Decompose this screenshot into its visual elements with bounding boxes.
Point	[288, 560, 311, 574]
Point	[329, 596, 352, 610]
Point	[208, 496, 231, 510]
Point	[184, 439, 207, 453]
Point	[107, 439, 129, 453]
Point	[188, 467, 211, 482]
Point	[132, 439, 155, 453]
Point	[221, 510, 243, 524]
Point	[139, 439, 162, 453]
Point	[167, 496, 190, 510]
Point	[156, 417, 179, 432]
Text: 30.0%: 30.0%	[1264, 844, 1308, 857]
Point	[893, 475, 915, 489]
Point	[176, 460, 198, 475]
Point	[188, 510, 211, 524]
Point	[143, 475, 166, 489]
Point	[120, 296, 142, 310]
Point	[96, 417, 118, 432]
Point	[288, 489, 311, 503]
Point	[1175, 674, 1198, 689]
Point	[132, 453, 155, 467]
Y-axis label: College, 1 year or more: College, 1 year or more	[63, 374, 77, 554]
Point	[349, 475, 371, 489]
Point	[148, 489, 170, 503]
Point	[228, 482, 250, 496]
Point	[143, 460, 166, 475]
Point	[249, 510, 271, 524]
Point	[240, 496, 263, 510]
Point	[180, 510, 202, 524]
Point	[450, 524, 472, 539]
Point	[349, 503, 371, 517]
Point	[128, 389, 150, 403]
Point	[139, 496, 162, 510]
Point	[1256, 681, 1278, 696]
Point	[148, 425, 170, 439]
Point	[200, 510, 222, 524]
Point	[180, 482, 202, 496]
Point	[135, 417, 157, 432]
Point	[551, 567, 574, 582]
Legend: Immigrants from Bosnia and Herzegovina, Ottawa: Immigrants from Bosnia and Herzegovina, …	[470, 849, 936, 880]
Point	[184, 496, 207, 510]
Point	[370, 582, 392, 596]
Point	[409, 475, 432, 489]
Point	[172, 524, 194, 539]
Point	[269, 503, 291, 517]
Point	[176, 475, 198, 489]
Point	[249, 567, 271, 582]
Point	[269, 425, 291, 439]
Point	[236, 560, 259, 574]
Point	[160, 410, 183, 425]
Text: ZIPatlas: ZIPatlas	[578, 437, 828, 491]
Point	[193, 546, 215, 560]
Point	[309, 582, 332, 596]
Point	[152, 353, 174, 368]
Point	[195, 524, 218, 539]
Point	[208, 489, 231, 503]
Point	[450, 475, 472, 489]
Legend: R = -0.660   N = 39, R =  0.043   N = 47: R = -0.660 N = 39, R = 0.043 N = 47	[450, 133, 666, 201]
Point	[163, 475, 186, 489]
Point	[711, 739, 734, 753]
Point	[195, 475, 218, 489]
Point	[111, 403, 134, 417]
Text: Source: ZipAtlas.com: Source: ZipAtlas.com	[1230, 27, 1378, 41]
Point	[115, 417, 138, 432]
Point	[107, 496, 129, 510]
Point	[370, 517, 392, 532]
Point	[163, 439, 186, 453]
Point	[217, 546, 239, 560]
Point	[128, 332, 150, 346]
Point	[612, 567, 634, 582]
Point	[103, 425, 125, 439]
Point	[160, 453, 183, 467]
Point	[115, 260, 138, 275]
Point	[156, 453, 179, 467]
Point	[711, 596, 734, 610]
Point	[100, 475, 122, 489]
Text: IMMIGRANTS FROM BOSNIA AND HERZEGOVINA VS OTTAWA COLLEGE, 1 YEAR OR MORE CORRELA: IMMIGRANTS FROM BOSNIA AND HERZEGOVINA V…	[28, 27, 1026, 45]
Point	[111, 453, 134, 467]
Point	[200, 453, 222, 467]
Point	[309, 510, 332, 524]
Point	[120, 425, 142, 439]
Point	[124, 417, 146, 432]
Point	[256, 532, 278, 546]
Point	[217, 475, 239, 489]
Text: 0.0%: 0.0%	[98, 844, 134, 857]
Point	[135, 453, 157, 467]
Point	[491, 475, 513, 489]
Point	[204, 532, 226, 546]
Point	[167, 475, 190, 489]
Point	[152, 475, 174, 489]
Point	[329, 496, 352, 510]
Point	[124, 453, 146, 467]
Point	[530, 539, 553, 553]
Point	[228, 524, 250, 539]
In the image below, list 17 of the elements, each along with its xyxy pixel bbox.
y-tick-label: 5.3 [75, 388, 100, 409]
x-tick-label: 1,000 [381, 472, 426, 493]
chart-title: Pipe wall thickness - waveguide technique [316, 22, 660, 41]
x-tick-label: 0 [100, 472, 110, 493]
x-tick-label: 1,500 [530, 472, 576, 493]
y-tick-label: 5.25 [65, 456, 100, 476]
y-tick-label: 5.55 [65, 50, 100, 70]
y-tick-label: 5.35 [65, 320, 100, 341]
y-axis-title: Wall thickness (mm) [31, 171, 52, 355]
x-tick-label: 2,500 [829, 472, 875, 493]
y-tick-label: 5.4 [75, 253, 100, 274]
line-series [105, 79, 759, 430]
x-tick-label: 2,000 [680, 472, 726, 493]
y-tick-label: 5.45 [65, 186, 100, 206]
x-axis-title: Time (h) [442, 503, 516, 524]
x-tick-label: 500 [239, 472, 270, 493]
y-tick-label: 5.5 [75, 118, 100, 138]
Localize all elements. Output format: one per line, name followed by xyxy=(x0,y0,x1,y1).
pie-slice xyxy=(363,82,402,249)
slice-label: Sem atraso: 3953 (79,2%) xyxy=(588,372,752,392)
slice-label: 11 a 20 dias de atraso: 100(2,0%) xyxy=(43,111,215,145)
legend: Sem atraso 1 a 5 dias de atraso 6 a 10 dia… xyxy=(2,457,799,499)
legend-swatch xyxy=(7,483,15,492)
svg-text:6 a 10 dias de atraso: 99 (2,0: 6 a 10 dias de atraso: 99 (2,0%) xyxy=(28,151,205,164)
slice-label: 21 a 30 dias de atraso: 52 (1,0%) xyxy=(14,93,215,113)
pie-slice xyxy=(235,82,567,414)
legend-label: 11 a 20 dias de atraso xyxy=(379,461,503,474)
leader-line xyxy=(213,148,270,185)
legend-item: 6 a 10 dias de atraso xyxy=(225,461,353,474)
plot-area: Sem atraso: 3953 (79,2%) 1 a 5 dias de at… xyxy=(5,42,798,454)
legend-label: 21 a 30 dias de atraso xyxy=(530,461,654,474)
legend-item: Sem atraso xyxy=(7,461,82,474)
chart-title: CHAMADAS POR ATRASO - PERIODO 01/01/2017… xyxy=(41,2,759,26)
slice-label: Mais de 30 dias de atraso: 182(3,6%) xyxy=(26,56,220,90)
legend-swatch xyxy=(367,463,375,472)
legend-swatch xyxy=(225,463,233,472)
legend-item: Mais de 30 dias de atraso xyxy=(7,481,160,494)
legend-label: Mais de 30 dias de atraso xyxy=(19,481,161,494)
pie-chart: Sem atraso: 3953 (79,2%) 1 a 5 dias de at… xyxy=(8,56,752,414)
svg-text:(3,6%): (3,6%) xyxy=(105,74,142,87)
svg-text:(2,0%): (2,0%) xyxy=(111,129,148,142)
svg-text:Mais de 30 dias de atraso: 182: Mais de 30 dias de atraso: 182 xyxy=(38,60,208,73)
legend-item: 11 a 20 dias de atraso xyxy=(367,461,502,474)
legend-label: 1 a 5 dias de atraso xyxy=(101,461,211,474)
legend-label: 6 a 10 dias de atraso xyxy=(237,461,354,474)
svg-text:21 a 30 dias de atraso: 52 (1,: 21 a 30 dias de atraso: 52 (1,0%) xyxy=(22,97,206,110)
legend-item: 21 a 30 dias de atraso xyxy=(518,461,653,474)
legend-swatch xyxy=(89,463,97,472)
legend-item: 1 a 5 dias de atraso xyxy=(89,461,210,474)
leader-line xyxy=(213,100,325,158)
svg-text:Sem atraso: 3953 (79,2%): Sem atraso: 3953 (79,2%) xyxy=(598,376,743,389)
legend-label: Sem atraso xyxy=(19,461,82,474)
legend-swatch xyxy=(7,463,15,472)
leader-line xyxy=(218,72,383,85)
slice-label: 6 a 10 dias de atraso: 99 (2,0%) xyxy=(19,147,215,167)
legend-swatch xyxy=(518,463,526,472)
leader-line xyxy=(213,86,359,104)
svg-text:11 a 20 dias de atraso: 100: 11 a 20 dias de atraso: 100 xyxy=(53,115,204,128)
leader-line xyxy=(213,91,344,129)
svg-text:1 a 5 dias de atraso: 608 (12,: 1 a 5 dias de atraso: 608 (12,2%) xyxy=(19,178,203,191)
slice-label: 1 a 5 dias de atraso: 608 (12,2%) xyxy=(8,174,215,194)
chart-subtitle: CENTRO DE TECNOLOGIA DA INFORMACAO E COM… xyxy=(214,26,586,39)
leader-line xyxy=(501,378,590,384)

- **EXERCISE**
Count the rows of the material above that contain the string "line", with case taken into account. Reply with the number only.

- **RESULT BELOW**
8